Written problem
Drop the pictures, then extract the listing word for word.

>> START Information given

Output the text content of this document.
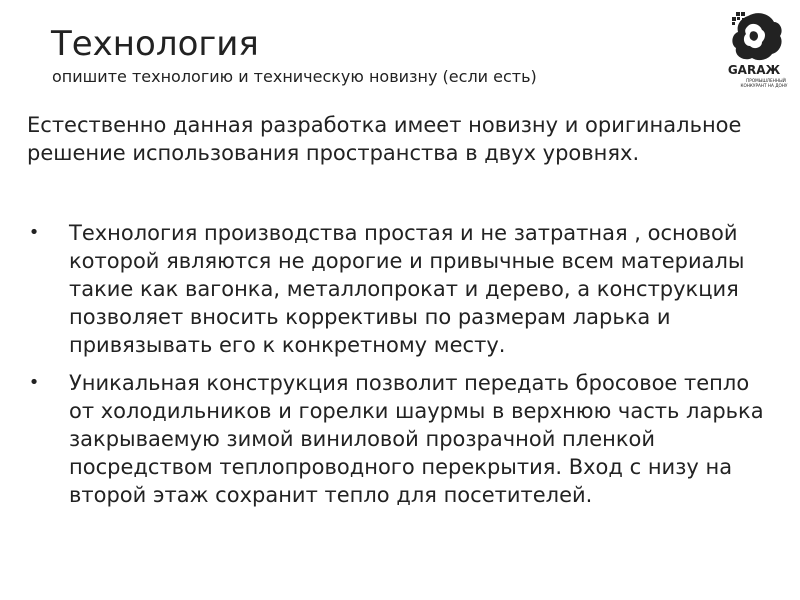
Технология
опишите технологию и техническую новизну (если есть)	GARAЖ
ПРОМЫШЛЕННЫЙ
КОНКУРАНТ НА ДОНУ

Естественно данная разработка имеет новизну и оригинальное решение использования пространства в двух уровнях.

• Технология производства простая и не затратная , основой которой являются не дорогие и привычные всем материалы такие как вагонка, металлопрокат и дерево, а конструкция позволяет вносить коррективы по размерам ларька и привязывать его к конкретному месту.
• Уникальная конструкция позволит передать бросовое тепло от холодильников и горелки шаурмы в верхнюю часть ларька закрываемую зимой виниловой прозрачной пленкой посредством теплопроводного перекрытия. Вход с низу на второй этаж сохранит тепло для посетителей.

>> END Information given

Response to this task
Output the text content of this document.
Технология
опишите технологию и техническую новизну (если есть)	GARAЖ
ПРОМЫШЛЕННЫЙ
КОНКУРАНТ НА ДОНУ

Естественно данная разработка имеет новизну и оригинальное решение использования пространства в двух уровнях.

• Технология производства простая и не затратная , основой которой являются не дорогие и привычные всем материалы такие как вагонка, металлопрокат и дерево, а конструкция позволяет вносить коррективы по размерам ларька и привязывать его к конкретному месту.
• Уникальная конструкция позволит передать бросовое тепло от холодильников и горелки шаурмы в верхнюю часть ларька закрываемую зимой виниловой прозрачной пленкой посредством теплопроводного перекрытия. Вход с низу на второй этаж сохранит тепло для посетителей.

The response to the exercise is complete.